YOUR OBJECTIVE: Retype the records that come next, word for word.

RECORD EXTRACTS:

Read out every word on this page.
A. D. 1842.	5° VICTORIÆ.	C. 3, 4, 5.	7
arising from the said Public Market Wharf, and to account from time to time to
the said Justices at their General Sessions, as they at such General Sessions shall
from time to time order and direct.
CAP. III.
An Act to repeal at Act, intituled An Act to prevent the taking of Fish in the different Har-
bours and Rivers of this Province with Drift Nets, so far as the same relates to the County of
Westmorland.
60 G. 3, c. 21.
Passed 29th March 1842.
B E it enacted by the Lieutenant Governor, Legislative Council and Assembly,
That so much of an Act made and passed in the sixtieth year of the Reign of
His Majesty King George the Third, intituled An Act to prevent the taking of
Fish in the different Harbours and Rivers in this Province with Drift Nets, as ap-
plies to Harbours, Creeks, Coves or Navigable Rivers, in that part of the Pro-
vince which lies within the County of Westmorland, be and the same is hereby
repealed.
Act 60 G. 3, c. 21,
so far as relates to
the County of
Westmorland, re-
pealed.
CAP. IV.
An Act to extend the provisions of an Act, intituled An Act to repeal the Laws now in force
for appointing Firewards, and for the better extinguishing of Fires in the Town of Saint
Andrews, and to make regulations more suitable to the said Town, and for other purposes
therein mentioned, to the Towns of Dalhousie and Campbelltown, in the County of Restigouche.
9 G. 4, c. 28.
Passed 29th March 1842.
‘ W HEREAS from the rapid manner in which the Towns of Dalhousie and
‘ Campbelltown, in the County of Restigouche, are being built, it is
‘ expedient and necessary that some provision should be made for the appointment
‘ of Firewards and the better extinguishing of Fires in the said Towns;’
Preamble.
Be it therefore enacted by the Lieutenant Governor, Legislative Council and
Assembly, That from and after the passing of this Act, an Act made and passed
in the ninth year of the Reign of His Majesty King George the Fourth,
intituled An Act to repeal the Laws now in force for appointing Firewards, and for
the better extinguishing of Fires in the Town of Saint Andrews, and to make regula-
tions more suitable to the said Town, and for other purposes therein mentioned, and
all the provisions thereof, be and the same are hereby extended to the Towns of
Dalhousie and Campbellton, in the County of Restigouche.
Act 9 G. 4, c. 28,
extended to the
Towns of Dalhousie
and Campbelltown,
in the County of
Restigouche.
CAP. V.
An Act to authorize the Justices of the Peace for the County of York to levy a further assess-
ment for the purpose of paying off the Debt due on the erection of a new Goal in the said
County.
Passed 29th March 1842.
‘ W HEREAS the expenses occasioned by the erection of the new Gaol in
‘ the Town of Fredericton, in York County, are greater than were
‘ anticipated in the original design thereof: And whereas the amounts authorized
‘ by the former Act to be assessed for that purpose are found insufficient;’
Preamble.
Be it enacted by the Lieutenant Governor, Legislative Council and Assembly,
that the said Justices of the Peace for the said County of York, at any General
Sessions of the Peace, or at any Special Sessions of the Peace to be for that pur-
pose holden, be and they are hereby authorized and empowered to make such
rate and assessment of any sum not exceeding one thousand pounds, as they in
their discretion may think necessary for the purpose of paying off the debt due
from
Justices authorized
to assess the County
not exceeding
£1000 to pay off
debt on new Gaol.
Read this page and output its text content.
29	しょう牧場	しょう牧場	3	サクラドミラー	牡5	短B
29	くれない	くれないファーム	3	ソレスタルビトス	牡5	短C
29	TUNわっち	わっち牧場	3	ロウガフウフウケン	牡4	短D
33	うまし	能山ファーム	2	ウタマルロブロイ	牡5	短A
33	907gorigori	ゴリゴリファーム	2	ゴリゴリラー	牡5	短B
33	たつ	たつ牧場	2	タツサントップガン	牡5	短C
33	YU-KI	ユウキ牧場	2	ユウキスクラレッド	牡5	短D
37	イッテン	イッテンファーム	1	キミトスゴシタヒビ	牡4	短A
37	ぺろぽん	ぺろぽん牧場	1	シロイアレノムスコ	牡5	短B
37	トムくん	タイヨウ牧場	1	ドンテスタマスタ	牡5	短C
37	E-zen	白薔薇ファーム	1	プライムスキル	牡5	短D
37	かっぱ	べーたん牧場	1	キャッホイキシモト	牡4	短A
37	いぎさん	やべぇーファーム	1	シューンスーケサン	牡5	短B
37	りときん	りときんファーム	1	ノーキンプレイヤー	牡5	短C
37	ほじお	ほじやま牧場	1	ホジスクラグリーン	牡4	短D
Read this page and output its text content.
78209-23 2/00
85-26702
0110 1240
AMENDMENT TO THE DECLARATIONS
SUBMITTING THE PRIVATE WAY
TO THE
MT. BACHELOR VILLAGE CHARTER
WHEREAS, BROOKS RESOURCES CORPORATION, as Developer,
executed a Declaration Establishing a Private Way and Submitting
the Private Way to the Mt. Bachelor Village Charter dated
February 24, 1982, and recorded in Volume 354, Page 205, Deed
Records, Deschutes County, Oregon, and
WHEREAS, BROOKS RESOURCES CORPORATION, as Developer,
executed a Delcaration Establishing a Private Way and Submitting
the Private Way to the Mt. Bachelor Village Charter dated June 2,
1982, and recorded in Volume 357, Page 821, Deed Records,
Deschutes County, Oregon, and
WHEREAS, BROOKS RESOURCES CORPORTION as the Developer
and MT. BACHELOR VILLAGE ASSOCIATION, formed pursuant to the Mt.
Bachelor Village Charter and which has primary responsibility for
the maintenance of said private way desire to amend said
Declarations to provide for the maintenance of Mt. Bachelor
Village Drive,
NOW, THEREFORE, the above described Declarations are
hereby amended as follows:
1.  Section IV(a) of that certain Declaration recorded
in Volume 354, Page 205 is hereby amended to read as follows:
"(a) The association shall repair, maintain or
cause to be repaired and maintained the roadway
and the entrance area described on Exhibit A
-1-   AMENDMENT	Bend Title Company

RESPONSE TO THIS TASK:
Read out every word on this page.
A. D. 1842.	5° VICTORIÆ.	C. 3, 4, 5.	7
arising from the said Public Market Wharf, and to account from time to time to
the said Justices at their General Sessions, as they at such General Sessions shall
from time to time order and direct.
CAP. III.
An Act to repeal at Act, intituled An Act to prevent the taking of Fish in the different Har-
bours and Rivers of this Province with Drift Nets, so far as the same relates to the County of
Westmorland.
60 G. 3, c. 21.
Passed 29th March 1842.
B E it enacted by the Lieutenant Governor, Legislative Council and Assembly,
That so much of an Act made and passed in the sixtieth year of the Reign of
His Majesty King George the Third, intituled An Act to prevent the taking of
Fish in the different Harbours and Rivers in this Province with Drift Nets, as ap-
plies to Harbours, Creeks, Coves or Navigable Rivers, in that part of the Pro-
vince which lies within the County of Westmorland, be and the same is hereby
repealed.
Act 60 G. 3, c. 21,
so far as relates to
the County of
Westmorland, re-
pealed.
CAP. IV.
An Act to extend the provisions of an Act, intituled An Act to repeal the Laws now in force
for appointing Firewards, and for the better extinguishing of Fires in the Town of Saint
Andrews, and to make regulations more suitable to the said Town, and for other purposes
therein mentioned, to the Towns of Dalhousie and Campbelltown, in the County of Restigouche.
9 G. 4, c. 28.
Passed 29th March 1842.
‘ W HEREAS from the rapid manner in which the Towns of Dalhousie and
‘ Campbelltown, in the County of Restigouche, are being built, it is
‘ expedient and necessary that some provision should be made for the appointment
‘ of Firewards and the better extinguishing of Fires in the said Towns;’
Preamble.
Be it therefore enacted by the Lieutenant Governor, Legislative Council and
Assembly, That from and after the passing of this Act, an Act made and passed
in the ninth year of the Reign of His Majesty King George the Fourth,
intituled An Act to repeal the Laws now in force for appointing Firewards, and for
the better extinguishing of Fires in the Town of Saint Andrews, and to make regula-
tions more suitable to the said Town, and for other purposes therein mentioned, and
all the provisions thereof, be and the same are hereby extended to the Towns of
Dalhousie and Campbellton, in the County of Restigouche.
Act 9 G. 4, c. 28,
extended to the
Towns of Dalhousie
and Campbelltown,
in the County of
Restigouche.
CAP. V.
An Act to authorize the Justices of the Peace for the County of York to levy a further assess-
ment for the purpose of paying off the Debt due on the erection of a new Goal in the said
County.
Passed 29th March 1842.
‘ W HEREAS the expenses occasioned by the erection of the new Gaol in
‘ the Town of Fredericton, in York County, are greater than were
‘ anticipated in the original design thereof: And whereas the amounts authorized
‘ by the former Act to be assessed for that purpose are found insufficient;’
Preamble.
Be it enacted by the Lieutenant Governor, Legislative Council and Assembly,
that the said Justices of the Peace for the said County of York, at any General
Sessions of the Peace, or at any Special Sessions of the Peace to be for that pur-
pose holden, be and they are hereby authorized and empowered to make such
rate and assessment of any sum not exceeding one thousand pounds, as they in
their discretion may think necessary for the purpose of paying off the debt due
from
Justices authorized
to assess the County
not exceeding
£1000 to pay off
debt on new Gaol.
Read this page and output its text content.
29	しょう牧場	しょう牧場	3	サクラドミラー	牡5	短B
29	くれない	くれないファーム	3	ソレスタルビトス	牡5	短C
29	TUNわっち	わっち牧場	3	ロウガフウフウケン	牡4	短D
33	うまし	能山ファーム	2	ウタマルロブロイ	牡5	短A
33	907gorigori	ゴリゴリファーム	2	ゴリゴリラー	牡5	短B
33	たつ	たつ牧場	2	タツサントップガン	牡5	短C
33	YU-KI	ユウキ牧場	2	ユウキスクラレッド	牡5	短D
37	イッテン	イッテンファーム	1	キミトスゴシタヒビ	牡4	短A
37	ぺろぽん	ぺろぽん牧場	1	シロイアレノムスコ	牡5	短B
37	トムくん	タイヨウ牧場	1	ドンテスタマスタ	牡5	短C
37	E-zen	白薔薇ファーム	1	プライムスキル	牡5	短D
37	かっぱ	べーたん牧場	1	キャッホイキシモト	牡4	短A
37	いぎさん	やべぇーファーム	1	シューンスーケサン	牡5	短B
37	りときん	りときんファーム	1	ノーキンプレイヤー	牡5	短C
37	ほじお	ほじやま牧場	1	ホジスクラグリーン	牡4	短D
Read this page and output its text content.
78209-23 2/00
85-26702
0110 1240
AMENDMENT TO THE DECLARATIONS
SUBMITTING THE PRIVATE WAY
TO THE
MT. BACHELOR VILLAGE CHARTER
WHEREAS, BROOKS RESOURCES CORPORATION, as Developer,
executed a Declaration Establishing a Private Way and Submitting
the Private Way to the Mt. Bachelor Village Charter dated
February 24, 1982, and recorded in Volume 354, Page 205, Deed
Records, Deschutes County, Oregon, and
WHEREAS, BROOKS RESOURCES CORPORATION, as Developer,
executed a Delcaration Establishing a Private Way and Submitting
the Private Way to the Mt. Bachelor Village Charter dated June 2,
1982, and recorded in Volume 357, Page 821, Deed Records,
Deschutes County, Oregon, and
WHEREAS, BROOKS RESOURCES CORPORTION as the Developer
and MT. BACHELOR VILLAGE ASSOCIATION, formed pursuant to the Mt.
Bachelor Village Charter and which has primary responsibility for
the maintenance of said private way desire to amend said
Declarations to provide for the maintenance of Mt. Bachelor
Village Drive,
NOW, THEREFORE, the above described Declarations are
hereby amended as follows:
1.  Section IV(a) of that certain Declaration recorded
in Volume 354, Page 205 is hereby amended to read as follows:
"(a) The association shall repair, maintain or
cause to be repaired and maintained the roadway
and the entrance area described on Exhibit A
-1-   AMENDMENT	Bend Title Company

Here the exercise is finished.